* What you are asked to do
Repeat the material below word for word and leave out all pictures.

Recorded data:
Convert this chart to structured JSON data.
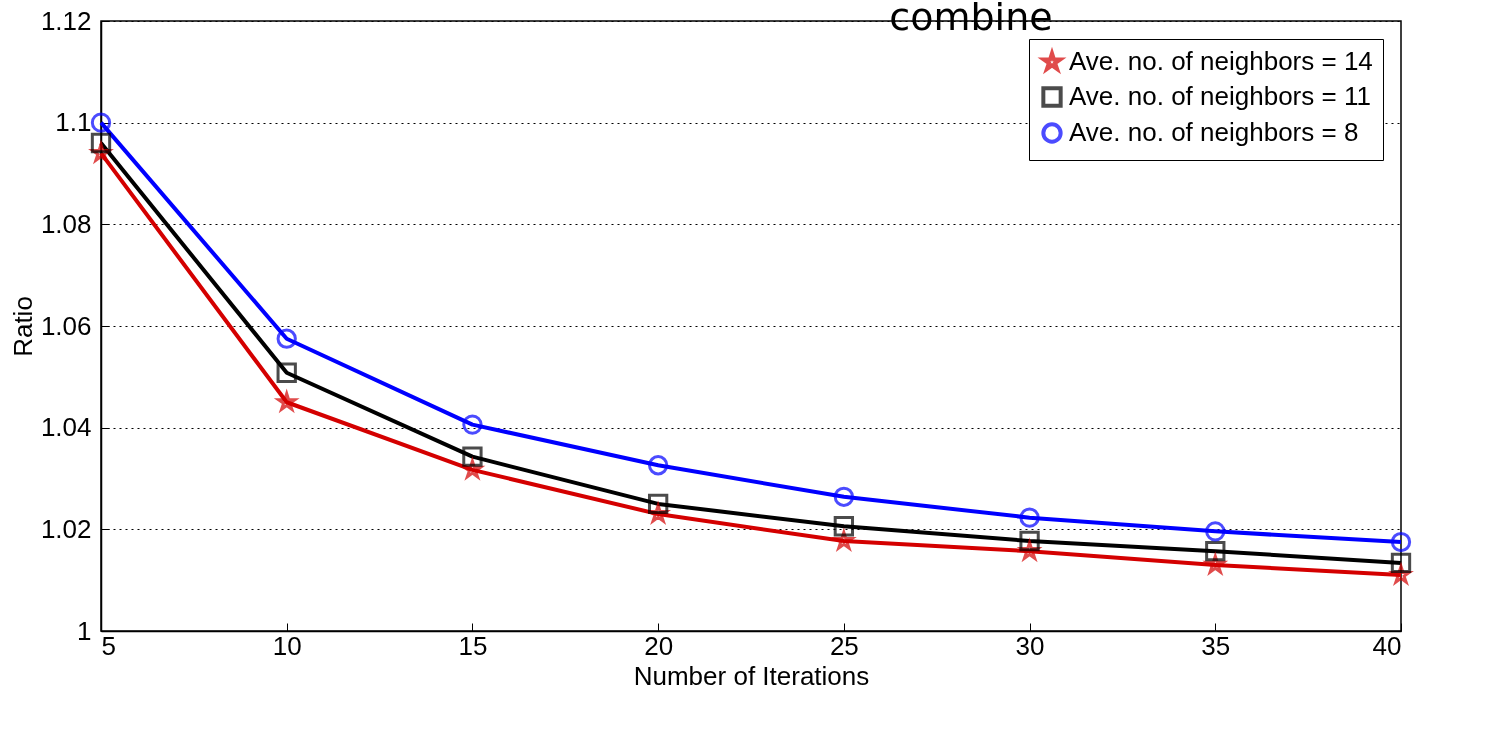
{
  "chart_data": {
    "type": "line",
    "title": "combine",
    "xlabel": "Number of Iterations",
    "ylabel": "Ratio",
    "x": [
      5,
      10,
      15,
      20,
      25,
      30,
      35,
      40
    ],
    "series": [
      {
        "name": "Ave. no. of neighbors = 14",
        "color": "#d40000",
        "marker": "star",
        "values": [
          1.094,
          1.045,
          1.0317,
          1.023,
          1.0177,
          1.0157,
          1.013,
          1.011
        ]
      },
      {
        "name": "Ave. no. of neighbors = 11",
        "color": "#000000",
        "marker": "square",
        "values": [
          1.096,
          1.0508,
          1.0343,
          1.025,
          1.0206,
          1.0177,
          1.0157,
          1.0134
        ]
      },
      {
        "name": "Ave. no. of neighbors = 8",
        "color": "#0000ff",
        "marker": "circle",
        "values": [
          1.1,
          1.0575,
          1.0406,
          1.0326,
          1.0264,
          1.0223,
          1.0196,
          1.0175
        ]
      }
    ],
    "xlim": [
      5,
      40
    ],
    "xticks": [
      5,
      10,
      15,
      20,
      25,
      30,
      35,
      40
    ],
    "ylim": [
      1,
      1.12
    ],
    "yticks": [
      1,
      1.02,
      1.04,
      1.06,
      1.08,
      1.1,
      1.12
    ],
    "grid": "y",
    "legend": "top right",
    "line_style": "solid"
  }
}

* Exercise result
Convert this chart to structured JSON data.
{
  "chart_data": {
    "type": "line",
    "title": "combine",
    "xlabel": "Number of Iterations",
    "ylabel": "Ratio",
    "x": [
      5,
      10,
      15,
      20,
      25,
      30,
      35,
      40
    ],
    "series": [
      {
        "name": "Ave. no. of neighbors = 14",
        "color": "#d40000",
        "marker": "star",
        "values": [
          1.094,
          1.045,
          1.0317,
          1.023,
          1.0177,
          1.0157,
          1.013,
          1.011
        ]
      },
      {
        "name": "Ave. no. of neighbors = 11",
        "color": "#000000",
        "marker": "square",
        "values": [
          1.096,
          1.0508,
          1.0343,
          1.025,
          1.0206,
          1.0177,
          1.0157,
          1.0134
        ]
      },
      {
        "name": "Ave. no. of neighbors = 8",
        "color": "#0000ff",
        "marker": "circle",
        "values": [
          1.1,
          1.0575,
          1.0406,
          1.0326,
          1.0264,
          1.0223,
          1.0196,
          1.0175
        ]
      }
    ],
    "xlim": [
      5,
      40
    ],
    "xticks": [
      5,
      10,
      15,
      20,
      25,
      30,
      35,
      40
    ],
    "ylim": [
      1,
      1.12
    ],
    "yticks": [
      1,
      1.02,
      1.04,
      1.06,
      1.08,
      1.1,
      1.12
    ],
    "grid": "y",
    "legend": "top right",
    "line_style": "solid"
  }
}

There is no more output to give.